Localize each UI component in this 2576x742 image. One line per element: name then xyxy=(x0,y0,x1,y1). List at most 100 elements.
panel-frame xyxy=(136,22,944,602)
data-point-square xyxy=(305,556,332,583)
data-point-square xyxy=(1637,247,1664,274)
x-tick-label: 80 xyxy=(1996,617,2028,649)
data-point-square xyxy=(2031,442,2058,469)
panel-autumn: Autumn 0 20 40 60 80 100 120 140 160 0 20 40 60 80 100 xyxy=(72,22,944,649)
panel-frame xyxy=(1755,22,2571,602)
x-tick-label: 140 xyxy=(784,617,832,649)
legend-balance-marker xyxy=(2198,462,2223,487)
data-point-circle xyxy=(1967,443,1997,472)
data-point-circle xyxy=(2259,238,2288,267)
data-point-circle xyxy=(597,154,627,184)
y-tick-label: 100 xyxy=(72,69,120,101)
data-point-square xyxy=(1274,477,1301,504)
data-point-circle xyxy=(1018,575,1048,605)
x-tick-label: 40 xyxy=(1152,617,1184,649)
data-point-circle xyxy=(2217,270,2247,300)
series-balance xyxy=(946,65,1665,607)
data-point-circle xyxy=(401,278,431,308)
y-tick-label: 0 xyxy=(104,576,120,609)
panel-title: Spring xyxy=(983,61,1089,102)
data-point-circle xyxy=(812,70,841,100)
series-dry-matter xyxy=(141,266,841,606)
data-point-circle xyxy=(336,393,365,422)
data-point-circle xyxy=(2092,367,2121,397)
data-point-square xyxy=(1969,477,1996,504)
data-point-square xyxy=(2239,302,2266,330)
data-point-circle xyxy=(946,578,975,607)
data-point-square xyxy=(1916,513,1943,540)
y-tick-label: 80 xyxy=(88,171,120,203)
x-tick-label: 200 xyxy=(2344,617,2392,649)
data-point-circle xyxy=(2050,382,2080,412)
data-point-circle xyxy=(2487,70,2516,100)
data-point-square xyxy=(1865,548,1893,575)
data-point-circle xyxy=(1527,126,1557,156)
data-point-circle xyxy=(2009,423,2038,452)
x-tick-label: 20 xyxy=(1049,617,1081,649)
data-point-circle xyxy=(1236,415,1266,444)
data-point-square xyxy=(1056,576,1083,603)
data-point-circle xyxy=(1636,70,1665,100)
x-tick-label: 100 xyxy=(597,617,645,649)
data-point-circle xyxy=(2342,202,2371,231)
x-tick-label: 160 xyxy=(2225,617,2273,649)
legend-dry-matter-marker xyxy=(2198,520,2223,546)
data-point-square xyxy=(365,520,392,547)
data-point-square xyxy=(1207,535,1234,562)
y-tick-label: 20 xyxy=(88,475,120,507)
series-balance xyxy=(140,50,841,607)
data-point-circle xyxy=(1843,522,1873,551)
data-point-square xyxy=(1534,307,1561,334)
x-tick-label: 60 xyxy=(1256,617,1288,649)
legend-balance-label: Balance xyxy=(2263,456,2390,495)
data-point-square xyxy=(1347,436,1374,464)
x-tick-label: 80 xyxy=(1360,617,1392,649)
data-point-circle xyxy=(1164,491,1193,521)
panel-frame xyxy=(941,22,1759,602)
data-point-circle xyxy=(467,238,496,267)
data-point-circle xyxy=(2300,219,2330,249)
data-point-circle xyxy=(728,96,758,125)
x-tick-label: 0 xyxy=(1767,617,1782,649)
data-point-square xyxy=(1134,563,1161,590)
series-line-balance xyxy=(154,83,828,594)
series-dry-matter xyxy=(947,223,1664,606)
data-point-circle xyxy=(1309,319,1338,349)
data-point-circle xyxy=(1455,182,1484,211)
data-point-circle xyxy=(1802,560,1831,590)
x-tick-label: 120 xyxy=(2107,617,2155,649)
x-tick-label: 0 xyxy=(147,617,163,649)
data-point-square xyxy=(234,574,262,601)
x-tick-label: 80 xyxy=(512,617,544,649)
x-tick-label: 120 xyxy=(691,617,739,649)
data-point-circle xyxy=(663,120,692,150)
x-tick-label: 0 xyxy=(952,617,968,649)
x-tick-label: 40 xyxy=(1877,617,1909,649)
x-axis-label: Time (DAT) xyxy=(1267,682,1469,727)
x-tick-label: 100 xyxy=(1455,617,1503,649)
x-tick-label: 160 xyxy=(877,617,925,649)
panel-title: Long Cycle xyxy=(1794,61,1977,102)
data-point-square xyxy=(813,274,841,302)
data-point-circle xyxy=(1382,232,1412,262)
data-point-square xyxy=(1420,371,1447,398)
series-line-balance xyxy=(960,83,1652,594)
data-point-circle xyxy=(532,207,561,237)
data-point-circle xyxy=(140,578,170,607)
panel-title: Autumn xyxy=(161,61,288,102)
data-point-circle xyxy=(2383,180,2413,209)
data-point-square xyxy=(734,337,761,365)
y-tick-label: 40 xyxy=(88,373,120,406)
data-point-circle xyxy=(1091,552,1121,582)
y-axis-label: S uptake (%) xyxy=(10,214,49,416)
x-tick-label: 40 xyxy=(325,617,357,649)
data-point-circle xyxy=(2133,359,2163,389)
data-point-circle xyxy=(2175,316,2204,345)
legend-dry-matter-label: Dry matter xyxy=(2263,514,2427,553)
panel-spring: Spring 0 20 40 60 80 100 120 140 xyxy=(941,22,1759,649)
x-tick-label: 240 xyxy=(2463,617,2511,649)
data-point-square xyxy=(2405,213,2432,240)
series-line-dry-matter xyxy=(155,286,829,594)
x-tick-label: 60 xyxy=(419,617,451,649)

▶ _Given instruction_:
Reproduce all of the material above, changing every occurrence of "panel-frame" to "panel-border" and leaving everything else unaltered.

▶ _Correct answer_:
Localize each UI component in this 2576x742 image. One line per element: name then xyxy=(x0,y0,x1,y1). List at most 100 elements.
panel-border xyxy=(136,22,944,602)
data-point-square xyxy=(305,556,332,583)
data-point-square xyxy=(1637,247,1664,274)
x-tick-label: 80 xyxy=(1996,617,2028,649)
data-point-square xyxy=(2031,442,2058,469)
panel-autumn: Autumn 0 20 40 60 80 100 120 140 160 0 20 40 60 80 100 xyxy=(72,22,944,649)
panel-border xyxy=(1755,22,2571,602)
x-tick-label: 140 xyxy=(784,617,832,649)
legend-balance-marker xyxy=(2198,462,2223,487)
data-point-circle xyxy=(1967,443,1997,472)
data-point-circle xyxy=(2259,238,2288,267)
data-point-circle xyxy=(597,154,627,184)
y-tick-label: 100 xyxy=(72,69,120,101)
data-point-square xyxy=(1274,477,1301,504)
data-point-circle xyxy=(1018,575,1048,605)
x-tick-label: 40 xyxy=(1152,617,1184,649)
data-point-circle xyxy=(2217,270,2247,300)
series-balance xyxy=(946,65,1665,607)
data-point-circle xyxy=(401,278,431,308)
y-tick-label: 0 xyxy=(104,576,120,609)
panel-title: Spring xyxy=(983,61,1089,102)
data-point-circle xyxy=(812,70,841,100)
series-dry-matter xyxy=(141,266,841,606)
data-point-circle xyxy=(336,393,365,422)
data-point-circle xyxy=(2092,367,2121,397)
data-point-square xyxy=(1969,477,1996,504)
data-point-square xyxy=(2239,302,2266,330)
data-point-circle xyxy=(946,578,975,607)
data-point-square xyxy=(1916,513,1943,540)
y-tick-label: 80 xyxy=(88,171,120,203)
x-tick-label: 200 xyxy=(2344,617,2392,649)
data-point-circle xyxy=(2050,382,2080,412)
data-point-circle xyxy=(2487,70,2516,100)
data-point-square xyxy=(1865,548,1893,575)
data-point-circle xyxy=(1527,126,1557,156)
data-point-circle xyxy=(2009,423,2038,452)
x-tick-label: 20 xyxy=(1049,617,1081,649)
data-point-circle xyxy=(1236,415,1266,444)
data-point-square xyxy=(1056,576,1083,603)
data-point-circle xyxy=(1636,70,1665,100)
x-tick-label: 100 xyxy=(597,617,645,649)
data-point-circle xyxy=(2342,202,2371,231)
x-tick-label: 160 xyxy=(2225,617,2273,649)
legend-dry-matter-marker xyxy=(2198,520,2223,546)
data-point-square xyxy=(365,520,392,547)
data-point-square xyxy=(1207,535,1234,562)
y-tick-label: 20 xyxy=(88,475,120,507)
series-balance xyxy=(140,50,841,607)
data-point-circle xyxy=(1843,522,1873,551)
data-point-square xyxy=(1534,307,1561,334)
x-tick-label: 60 xyxy=(1256,617,1288,649)
legend-balance-label: Balance xyxy=(2263,456,2390,495)
data-point-square xyxy=(1347,436,1374,464)
x-tick-label: 80 xyxy=(1360,617,1392,649)
data-point-circle xyxy=(1164,491,1193,521)
panel-border xyxy=(941,22,1759,602)
data-point-circle xyxy=(467,238,496,267)
data-point-circle xyxy=(2300,219,2330,249)
data-point-circle xyxy=(728,96,758,125)
x-tick-label: 0 xyxy=(1767,617,1782,649)
data-point-square xyxy=(1134,563,1161,590)
series-line-balance xyxy=(154,83,828,594)
series-dry-matter xyxy=(947,223,1664,606)
data-point-circle xyxy=(1309,319,1338,349)
data-point-circle xyxy=(1455,182,1484,211)
data-point-circle xyxy=(1802,560,1831,590)
x-tick-label: 120 xyxy=(2107,617,2155,649)
x-tick-label: 0 xyxy=(147,617,163,649)
data-point-square xyxy=(234,574,262,601)
x-tick-label: 80 xyxy=(512,617,544,649)
x-tick-label: 120 xyxy=(691,617,739,649)
data-point-circle xyxy=(663,120,692,150)
x-tick-label: 0 xyxy=(952,617,968,649)
x-tick-label: 40 xyxy=(1877,617,1909,649)
x-axis-label: Time (DAT) xyxy=(1267,682,1469,727)
x-tick-label: 100 xyxy=(1455,617,1503,649)
x-tick-label: 160 xyxy=(877,617,925,649)
panel-title: Long Cycle xyxy=(1794,61,1977,102)
data-point-square xyxy=(813,274,841,302)
data-point-circle xyxy=(1382,232,1412,262)
data-point-square xyxy=(1420,371,1447,398)
series-line-balance xyxy=(960,83,1652,594)
data-point-circle xyxy=(532,207,561,237)
data-point-circle xyxy=(140,578,170,607)
panel-title: Autumn xyxy=(161,61,288,102)
data-point-circle xyxy=(2383,180,2413,209)
data-point-square xyxy=(734,337,761,365)
y-tick-label: 40 xyxy=(88,373,120,406)
data-point-circle xyxy=(1091,552,1121,582)
y-axis-label: S uptake (%) xyxy=(10,214,49,416)
x-tick-label: 40 xyxy=(325,617,357,649)
data-point-circle xyxy=(2133,359,2163,389)
data-point-circle xyxy=(2175,316,2204,345)
legend-dry-matter-label: Dry matter xyxy=(2263,514,2427,553)
panel-spring: Spring 0 20 40 60 80 100 120 140 xyxy=(941,22,1759,649)
x-tick-label: 240 xyxy=(2463,617,2511,649)
data-point-square xyxy=(2405,213,2432,240)
series-line-dry-matter xyxy=(155,286,829,594)
x-tick-label: 60 xyxy=(419,617,451,649)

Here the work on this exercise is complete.